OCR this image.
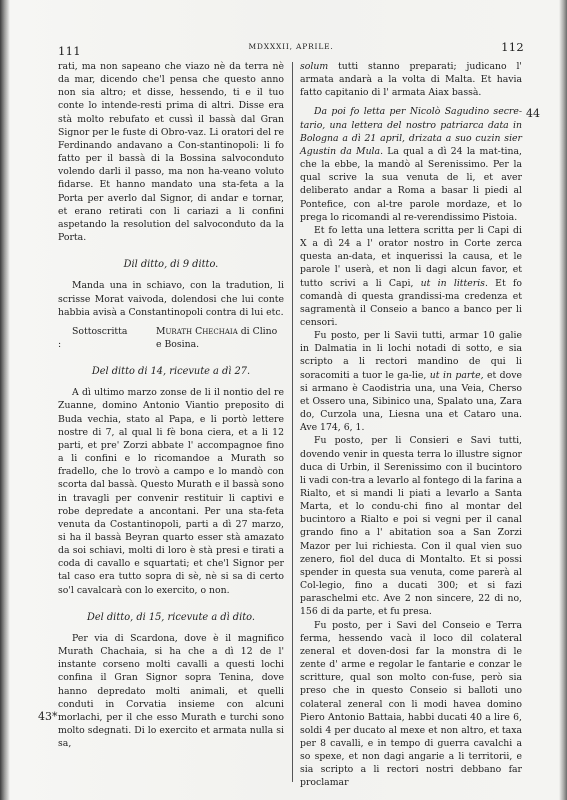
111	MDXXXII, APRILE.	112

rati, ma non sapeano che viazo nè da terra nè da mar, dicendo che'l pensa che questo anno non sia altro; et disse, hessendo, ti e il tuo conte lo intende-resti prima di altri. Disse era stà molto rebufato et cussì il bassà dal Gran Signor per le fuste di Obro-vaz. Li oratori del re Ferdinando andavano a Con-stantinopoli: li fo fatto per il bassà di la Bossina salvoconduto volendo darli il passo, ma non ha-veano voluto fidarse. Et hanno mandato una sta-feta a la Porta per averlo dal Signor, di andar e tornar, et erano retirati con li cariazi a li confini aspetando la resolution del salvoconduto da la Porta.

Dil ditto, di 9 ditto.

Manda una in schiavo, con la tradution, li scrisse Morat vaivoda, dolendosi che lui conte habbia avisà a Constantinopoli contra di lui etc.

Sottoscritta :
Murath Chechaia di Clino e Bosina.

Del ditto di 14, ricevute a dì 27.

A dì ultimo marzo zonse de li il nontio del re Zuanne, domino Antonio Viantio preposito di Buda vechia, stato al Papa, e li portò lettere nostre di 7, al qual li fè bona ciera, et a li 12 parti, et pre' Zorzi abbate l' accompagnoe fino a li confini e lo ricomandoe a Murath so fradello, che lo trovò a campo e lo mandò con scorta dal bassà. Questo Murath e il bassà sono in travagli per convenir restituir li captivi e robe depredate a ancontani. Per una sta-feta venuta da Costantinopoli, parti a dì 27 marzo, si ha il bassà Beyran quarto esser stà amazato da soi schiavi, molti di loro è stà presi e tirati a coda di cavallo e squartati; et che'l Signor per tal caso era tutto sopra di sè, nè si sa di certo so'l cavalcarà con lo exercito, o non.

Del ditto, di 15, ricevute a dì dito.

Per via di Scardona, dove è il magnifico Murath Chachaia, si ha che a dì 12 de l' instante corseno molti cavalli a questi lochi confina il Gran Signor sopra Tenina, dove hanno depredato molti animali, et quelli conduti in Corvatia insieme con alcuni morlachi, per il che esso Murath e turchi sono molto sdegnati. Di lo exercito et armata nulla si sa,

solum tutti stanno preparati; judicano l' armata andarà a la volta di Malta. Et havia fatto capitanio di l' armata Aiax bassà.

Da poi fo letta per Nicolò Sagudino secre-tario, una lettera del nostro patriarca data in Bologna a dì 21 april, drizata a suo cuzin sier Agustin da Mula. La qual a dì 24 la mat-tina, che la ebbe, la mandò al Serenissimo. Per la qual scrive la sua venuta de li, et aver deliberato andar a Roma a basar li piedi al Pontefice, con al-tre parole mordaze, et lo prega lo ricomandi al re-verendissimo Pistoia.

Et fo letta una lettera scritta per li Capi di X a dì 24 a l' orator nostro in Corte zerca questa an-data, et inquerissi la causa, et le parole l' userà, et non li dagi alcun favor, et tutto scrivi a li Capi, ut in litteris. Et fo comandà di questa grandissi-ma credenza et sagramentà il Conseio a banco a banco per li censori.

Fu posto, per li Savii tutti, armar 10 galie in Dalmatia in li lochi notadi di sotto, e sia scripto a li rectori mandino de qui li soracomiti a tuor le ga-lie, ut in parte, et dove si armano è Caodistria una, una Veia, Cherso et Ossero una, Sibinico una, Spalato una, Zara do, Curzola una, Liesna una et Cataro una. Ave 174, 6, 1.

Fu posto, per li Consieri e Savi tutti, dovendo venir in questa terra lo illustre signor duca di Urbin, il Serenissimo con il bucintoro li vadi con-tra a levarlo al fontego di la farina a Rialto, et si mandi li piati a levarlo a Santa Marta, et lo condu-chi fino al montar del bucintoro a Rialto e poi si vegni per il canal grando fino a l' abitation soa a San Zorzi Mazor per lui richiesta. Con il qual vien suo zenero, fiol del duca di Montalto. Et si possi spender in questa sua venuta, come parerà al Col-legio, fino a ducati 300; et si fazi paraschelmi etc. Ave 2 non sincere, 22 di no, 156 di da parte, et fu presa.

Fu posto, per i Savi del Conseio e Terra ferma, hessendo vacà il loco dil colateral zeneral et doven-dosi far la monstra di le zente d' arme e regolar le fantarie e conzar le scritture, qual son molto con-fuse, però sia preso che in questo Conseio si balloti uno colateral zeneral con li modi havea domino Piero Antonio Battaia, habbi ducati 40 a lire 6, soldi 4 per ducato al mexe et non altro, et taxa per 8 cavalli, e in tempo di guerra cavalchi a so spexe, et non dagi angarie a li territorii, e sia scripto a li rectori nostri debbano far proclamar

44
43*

==

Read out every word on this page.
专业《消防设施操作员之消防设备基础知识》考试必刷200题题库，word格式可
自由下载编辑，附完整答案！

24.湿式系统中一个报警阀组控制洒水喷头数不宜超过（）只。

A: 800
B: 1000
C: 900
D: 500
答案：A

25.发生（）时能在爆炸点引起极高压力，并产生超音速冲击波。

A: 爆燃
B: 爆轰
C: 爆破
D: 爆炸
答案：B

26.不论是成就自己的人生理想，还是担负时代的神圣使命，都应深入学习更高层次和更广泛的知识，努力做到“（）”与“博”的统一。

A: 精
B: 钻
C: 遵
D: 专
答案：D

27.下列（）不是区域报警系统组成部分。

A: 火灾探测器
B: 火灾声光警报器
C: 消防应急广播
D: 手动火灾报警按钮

==

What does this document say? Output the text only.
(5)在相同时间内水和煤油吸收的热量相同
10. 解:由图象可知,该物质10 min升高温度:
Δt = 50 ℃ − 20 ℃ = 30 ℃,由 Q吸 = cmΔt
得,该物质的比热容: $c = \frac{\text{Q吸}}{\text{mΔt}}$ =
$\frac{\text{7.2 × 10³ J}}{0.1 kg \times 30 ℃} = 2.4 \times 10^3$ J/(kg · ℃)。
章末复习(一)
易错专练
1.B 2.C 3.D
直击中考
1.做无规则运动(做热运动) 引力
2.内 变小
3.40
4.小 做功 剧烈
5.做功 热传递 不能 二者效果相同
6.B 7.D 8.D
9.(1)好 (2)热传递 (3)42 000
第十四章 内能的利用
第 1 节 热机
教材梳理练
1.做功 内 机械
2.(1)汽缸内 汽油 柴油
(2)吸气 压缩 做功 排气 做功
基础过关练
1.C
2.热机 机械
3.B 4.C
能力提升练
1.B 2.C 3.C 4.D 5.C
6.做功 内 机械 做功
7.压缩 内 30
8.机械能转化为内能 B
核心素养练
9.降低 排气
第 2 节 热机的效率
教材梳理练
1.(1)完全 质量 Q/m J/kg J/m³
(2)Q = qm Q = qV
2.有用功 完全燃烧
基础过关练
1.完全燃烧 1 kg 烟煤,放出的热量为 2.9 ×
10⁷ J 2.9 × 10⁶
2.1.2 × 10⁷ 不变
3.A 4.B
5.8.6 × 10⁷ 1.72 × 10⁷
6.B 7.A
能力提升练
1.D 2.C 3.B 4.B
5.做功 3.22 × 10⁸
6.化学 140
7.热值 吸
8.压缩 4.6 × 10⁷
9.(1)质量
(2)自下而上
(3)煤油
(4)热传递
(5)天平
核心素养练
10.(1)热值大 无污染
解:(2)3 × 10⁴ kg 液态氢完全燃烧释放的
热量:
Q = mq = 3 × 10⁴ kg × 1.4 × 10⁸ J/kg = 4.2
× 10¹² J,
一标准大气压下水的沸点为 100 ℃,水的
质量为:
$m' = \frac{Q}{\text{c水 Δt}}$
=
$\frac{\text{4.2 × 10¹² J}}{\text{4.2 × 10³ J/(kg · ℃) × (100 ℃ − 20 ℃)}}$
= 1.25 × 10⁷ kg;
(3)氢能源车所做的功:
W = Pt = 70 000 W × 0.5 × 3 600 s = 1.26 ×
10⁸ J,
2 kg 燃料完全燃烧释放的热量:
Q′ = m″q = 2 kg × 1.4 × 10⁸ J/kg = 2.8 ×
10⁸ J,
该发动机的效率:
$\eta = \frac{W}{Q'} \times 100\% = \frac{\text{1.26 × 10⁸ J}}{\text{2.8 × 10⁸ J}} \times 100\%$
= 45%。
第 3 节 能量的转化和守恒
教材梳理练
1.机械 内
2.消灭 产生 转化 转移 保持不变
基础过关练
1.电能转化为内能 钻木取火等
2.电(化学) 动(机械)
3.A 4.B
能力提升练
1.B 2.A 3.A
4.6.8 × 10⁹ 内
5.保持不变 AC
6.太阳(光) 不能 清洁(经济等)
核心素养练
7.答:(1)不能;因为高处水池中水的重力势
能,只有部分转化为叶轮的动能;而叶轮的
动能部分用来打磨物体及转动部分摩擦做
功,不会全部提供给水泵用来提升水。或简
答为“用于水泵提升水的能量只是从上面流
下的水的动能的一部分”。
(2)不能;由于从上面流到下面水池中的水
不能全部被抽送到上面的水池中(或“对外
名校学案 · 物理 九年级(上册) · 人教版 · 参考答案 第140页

> EXERCISE DETAILS: Report the number of lines above containing the word "conte", with no other text.

> OUTPUT OF THE EXERCISE: 2